§ **Given instruction**: Take the entries below and reproduce them word for word.
— BEGIN Records for the task —
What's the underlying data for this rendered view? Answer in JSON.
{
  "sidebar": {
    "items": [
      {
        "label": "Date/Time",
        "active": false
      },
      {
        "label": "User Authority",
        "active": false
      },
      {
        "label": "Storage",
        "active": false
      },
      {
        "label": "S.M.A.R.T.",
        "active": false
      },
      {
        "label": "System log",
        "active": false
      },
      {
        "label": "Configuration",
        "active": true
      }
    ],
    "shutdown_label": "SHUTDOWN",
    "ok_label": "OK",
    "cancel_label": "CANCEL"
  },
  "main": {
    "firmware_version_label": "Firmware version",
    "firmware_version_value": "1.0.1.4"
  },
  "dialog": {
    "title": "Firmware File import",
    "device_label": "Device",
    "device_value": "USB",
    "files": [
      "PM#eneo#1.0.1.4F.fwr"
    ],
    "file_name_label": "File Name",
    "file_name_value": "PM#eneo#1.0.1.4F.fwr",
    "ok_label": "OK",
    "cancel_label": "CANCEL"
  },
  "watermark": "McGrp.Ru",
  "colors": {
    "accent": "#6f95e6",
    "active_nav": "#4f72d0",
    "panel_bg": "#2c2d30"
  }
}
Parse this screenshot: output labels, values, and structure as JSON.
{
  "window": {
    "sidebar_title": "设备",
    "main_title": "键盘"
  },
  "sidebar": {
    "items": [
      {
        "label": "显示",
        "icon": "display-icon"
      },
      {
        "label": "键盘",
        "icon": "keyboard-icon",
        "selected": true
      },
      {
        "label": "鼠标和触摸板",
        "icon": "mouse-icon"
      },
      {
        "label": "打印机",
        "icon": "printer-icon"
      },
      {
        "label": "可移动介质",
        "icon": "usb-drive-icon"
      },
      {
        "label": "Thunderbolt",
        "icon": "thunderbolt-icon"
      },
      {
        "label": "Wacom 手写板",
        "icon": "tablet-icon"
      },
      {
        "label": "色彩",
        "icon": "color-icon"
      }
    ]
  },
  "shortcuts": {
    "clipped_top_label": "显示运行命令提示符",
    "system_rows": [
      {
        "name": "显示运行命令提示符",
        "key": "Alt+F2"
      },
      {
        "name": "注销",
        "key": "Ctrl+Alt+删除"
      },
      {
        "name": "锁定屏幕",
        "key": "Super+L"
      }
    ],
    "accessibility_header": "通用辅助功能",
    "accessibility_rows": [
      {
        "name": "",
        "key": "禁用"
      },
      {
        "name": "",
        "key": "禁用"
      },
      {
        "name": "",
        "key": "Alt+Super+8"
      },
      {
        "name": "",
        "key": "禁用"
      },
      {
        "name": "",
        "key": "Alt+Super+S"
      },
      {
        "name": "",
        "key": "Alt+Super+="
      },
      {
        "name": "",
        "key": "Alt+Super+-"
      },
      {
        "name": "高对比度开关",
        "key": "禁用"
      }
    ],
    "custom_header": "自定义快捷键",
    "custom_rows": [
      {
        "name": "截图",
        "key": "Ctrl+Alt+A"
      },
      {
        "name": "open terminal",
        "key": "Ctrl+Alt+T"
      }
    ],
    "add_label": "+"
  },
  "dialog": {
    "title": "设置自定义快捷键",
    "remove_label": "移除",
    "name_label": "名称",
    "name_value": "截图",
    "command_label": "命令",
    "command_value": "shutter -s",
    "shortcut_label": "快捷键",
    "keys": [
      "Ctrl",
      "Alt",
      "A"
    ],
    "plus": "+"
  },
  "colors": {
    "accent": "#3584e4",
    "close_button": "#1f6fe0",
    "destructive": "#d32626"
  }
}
— END Records for the task —
§ **Solution to the exercise**:
What's the underlying data for this rendered view? Answer in JSON.
{
  "sidebar": {
    "items": [
      {
        "label": "Date/Time",
        "active": false
      },
      {
        "label": "User Authority",
        "active": false
      },
      {
        "label": "Storage",
        "active": false
      },
      {
        "label": "S.M.A.R.T.",
        "active": false
      },
      {
        "label": "System log",
        "active": false
      },
      {
        "label": "Configuration",
        "active": true
      }
    ],
    "shutdown_label": "SHUTDOWN",
    "ok_label": "OK",
    "cancel_label": "CANCEL"
  },
  "main": {
    "firmware_version_label": "Firmware version",
    "firmware_version_value": "1.0.1.4"
  },
  "dialog": {
    "title": "Firmware File import",
    "device_label": "Device",
    "device_value": "USB",
    "files": [
      "PM#eneo#1.0.1.4F.fwr"
    ],
    "file_name_label": "File Name",
    "file_name_value": "PM#eneo#1.0.1.4F.fwr",
    "ok_label": "OK",
    "cancel_label": "CANCEL"
  },
  "watermark": "McGrp.Ru",
  "colors": {
    "accent": "#6f95e6",
    "active_nav": "#4f72d0",
    "panel_bg": "#2c2d30"
  }
}
Parse this screenshot: output labels, values, and structure as JSON.
{
  "window": {
    "sidebar_title": "设备",
    "main_title": "键盘"
  },
  "sidebar": {
    "items": [
      {
        "label": "显示",
        "icon": "display-icon"
      },
      {
        "label": "键盘",
        "icon": "keyboard-icon",
        "selected": true
      },
      {
        "label": "鼠标和触摸板",
        "icon": "mouse-icon"
      },
      {
        "label": "打印机",
        "icon": "printer-icon"
      },
      {
        "label": "可移动介质",
        "icon": "usb-drive-icon"
      },
      {
        "label": "Thunderbolt",
        "icon": "thunderbolt-icon"
      },
      {
        "label": "Wacom 手写板",
        "icon": "tablet-icon"
      },
      {
        "label": "色彩",
        "icon": "color-icon"
      }
    ]
  },
  "shortcuts": {
    "clipped_top_label": "显示运行命令提示符",
    "system_rows": [
      {
        "name": "显示运行命令提示符",
        "key": "Alt+F2"
      },
      {
        "name": "注销",
        "key": "Ctrl+Alt+删除"
      },
      {
        "name": "锁定屏幕",
        "key": "Super+L"
      }
    ],
    "accessibility_header": "通用辅助功能",
    "accessibility_rows": [
      {
        "name": "",
        "key": "禁用"
      },
      {
        "name": "",
        "key": "禁用"
      },
      {
        "name": "",
        "key": "Alt+Super+8"
      },
      {
        "name": "",
        "key": "禁用"
      },
      {
        "name": "",
        "key": "Alt+Super+S"
      },
      {
        "name": "",
        "key": "Alt+Super+="
      },
      {
        "name": "",
        "key": "Alt+Super+-"
      },
      {
        "name": "高对比度开关",
        "key": "禁用"
      }
    ],
    "custom_header": "自定义快捷键",
    "custom_rows": [
      {
        "name": "截图",
        "key": "Ctrl+Alt+A"
      },
      {
        "name": "open terminal",
        "key": "Ctrl+Alt+T"
      }
    ],
    "add_label": "+"
  },
  "dialog": {
    "title": "设置自定义快捷键",
    "remove_label": "移除",
    "name_label": "名称",
    "name_value": "截图",
    "command_label": "命令",
    "command_value": "shutter -s",
    "shortcut_label": "快捷键",
    "keys": [
      "Ctrl",
      "Alt",
      "A"
    ],
    "plus": "+"
  },
  "colors": {
    "accent": "#3584e4",
    "close_button": "#1f6fe0",
    "destructive": "#d32626"
  }
}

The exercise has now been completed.